#### [Exercise objective]
Filter these entries so that only lines with the word "discharge" remain.

#### [Available data]
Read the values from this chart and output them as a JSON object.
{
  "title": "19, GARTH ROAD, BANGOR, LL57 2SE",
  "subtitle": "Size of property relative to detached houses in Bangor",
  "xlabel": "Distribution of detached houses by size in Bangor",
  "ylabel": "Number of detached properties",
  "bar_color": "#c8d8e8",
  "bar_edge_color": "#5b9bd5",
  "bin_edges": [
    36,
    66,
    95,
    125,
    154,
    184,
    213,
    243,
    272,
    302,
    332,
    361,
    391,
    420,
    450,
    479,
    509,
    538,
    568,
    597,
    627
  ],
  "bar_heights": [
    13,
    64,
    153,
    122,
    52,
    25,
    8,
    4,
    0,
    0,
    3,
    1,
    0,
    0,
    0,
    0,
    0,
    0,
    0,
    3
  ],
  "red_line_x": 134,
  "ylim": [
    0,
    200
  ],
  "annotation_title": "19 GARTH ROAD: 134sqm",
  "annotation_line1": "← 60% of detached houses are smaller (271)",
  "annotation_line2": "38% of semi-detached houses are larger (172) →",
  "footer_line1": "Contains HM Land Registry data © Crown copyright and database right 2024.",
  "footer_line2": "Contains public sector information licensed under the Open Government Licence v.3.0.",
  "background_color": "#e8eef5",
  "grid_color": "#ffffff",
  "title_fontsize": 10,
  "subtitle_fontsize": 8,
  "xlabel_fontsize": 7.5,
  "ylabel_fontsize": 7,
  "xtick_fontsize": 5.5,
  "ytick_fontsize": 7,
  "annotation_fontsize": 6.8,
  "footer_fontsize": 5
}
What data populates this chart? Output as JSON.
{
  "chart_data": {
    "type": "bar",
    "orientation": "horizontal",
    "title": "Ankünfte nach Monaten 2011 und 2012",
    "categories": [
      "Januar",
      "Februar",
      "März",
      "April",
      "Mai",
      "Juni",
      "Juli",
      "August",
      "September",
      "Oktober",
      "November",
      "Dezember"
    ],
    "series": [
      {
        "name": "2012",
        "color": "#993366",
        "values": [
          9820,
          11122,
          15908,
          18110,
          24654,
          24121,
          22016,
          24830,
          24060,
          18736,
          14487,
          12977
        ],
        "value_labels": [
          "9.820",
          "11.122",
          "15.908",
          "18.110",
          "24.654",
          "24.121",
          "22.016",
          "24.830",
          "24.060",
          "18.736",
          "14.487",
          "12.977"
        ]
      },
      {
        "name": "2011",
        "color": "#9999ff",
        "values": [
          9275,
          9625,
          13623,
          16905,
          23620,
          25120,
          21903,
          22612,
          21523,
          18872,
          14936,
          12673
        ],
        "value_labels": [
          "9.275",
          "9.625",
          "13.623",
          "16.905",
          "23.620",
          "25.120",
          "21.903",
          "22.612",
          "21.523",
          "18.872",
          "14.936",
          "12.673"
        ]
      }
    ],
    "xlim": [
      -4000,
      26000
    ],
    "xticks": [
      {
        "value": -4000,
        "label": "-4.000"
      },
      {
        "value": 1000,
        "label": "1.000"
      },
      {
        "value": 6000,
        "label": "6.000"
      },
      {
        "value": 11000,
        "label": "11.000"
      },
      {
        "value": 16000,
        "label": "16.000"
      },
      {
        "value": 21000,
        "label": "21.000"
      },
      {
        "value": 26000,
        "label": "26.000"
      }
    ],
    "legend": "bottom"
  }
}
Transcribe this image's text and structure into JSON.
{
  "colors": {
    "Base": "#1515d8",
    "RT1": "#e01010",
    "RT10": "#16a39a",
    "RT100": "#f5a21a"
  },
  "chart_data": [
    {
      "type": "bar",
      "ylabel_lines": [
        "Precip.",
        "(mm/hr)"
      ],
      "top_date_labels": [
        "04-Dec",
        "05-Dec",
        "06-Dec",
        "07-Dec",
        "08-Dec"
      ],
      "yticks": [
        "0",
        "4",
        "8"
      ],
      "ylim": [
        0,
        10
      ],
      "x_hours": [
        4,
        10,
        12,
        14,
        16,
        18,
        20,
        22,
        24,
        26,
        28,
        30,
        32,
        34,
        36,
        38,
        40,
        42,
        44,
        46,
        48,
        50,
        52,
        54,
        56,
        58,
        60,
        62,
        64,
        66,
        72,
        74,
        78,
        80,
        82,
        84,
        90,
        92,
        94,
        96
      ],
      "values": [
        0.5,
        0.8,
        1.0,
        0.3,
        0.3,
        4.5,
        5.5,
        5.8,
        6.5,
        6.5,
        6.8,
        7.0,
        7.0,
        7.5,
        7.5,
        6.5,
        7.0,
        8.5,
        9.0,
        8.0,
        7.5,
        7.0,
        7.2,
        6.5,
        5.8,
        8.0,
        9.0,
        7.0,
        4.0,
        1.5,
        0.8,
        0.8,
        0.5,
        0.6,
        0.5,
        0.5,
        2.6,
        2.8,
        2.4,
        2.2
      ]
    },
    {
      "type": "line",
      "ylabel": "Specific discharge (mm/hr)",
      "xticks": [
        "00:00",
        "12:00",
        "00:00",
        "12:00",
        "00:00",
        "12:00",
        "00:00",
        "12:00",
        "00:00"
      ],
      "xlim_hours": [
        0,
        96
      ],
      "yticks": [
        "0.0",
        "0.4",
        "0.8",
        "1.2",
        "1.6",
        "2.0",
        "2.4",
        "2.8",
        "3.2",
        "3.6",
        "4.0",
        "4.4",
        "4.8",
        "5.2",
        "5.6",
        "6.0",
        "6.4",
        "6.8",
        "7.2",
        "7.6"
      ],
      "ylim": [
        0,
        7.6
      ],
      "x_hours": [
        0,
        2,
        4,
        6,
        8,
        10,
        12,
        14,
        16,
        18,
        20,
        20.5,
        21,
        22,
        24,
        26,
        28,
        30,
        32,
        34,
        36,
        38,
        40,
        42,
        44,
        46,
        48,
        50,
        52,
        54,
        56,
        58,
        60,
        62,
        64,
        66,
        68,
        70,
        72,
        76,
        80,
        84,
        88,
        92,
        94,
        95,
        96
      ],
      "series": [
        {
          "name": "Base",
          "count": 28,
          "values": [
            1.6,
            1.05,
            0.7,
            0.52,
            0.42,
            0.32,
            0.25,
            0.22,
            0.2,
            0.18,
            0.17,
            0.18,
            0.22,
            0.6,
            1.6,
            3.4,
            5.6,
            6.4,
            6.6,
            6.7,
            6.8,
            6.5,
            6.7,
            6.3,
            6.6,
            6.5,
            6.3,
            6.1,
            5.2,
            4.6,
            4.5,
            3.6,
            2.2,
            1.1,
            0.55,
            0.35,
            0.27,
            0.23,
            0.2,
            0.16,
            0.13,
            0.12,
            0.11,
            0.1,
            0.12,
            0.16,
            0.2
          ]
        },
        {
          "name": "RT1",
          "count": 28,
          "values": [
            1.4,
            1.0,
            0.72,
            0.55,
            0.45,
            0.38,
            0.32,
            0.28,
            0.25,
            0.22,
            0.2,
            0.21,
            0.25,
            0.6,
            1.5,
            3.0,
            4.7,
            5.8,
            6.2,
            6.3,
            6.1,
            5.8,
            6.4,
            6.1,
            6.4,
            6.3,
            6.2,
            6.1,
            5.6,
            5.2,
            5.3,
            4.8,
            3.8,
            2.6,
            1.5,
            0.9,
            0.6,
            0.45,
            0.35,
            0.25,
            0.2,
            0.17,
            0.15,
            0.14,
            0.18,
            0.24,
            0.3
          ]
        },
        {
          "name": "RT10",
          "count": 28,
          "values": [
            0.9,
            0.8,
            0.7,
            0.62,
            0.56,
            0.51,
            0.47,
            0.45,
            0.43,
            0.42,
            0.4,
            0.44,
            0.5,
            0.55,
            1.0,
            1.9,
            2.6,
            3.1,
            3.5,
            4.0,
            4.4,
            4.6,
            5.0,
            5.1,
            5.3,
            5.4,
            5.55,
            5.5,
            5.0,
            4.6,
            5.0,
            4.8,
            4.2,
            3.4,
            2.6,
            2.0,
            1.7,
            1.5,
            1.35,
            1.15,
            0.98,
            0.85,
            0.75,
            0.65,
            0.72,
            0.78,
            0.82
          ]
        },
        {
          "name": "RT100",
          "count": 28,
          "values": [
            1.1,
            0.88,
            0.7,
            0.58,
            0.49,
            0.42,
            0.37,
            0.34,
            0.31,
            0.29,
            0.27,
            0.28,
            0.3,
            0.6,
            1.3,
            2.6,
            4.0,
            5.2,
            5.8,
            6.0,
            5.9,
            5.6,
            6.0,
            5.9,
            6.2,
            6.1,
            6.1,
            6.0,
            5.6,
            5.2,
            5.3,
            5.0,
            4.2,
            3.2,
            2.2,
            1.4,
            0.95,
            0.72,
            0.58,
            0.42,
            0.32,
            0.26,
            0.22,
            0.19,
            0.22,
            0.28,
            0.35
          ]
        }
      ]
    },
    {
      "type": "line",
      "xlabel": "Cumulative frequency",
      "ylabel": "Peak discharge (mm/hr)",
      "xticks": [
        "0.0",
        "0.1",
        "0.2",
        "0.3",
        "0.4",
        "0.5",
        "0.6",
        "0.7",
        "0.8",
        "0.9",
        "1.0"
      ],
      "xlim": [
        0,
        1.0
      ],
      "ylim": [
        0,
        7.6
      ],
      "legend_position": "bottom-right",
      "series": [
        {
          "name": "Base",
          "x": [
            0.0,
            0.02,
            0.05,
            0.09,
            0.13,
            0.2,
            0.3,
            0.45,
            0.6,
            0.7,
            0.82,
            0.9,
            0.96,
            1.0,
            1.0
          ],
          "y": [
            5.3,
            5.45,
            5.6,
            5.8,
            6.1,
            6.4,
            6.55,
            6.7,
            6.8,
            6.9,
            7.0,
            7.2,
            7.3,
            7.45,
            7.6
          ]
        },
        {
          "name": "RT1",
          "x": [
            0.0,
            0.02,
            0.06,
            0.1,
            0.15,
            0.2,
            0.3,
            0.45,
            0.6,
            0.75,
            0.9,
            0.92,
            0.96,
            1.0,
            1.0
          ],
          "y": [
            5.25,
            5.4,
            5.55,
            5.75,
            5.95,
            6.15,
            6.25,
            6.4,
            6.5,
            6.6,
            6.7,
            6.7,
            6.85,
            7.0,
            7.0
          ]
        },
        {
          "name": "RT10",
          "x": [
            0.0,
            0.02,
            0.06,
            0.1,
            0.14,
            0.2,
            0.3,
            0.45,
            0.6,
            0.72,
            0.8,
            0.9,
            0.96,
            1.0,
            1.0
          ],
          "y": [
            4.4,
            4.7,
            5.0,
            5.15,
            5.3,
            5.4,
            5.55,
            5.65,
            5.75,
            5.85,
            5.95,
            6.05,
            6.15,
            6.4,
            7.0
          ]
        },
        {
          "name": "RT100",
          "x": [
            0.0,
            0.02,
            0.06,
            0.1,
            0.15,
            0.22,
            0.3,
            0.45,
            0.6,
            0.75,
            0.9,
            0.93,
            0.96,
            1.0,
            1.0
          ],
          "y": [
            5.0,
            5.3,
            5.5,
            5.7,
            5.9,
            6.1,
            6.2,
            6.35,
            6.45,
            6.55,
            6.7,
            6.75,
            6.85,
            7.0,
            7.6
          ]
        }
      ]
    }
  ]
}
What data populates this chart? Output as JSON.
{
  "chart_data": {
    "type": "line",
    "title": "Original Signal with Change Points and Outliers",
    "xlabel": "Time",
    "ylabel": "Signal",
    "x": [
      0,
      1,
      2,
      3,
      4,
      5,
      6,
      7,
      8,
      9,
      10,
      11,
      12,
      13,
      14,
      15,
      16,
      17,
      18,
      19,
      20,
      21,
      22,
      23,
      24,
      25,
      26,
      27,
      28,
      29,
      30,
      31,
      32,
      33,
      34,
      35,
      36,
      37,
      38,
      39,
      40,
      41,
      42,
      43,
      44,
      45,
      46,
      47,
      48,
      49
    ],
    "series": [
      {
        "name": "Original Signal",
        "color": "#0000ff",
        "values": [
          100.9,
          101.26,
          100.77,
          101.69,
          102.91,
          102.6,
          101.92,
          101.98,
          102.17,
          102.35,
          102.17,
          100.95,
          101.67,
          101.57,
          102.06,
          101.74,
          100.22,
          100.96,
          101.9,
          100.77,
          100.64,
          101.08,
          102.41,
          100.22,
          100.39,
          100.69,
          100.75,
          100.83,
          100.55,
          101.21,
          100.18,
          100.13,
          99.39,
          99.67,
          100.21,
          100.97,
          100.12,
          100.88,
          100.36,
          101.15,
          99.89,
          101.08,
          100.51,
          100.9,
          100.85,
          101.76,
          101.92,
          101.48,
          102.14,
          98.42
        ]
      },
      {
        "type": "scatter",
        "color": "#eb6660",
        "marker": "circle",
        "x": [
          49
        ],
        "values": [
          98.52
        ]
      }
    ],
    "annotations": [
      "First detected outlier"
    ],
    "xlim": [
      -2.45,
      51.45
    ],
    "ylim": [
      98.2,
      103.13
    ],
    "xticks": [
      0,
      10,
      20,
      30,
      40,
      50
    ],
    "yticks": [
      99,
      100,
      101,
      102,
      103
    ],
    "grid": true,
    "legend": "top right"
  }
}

#### [Right answer]
      "ylabel": "Specific discharge (mm/hr)",
      "ylabel": "Peak discharge (mm/hr)",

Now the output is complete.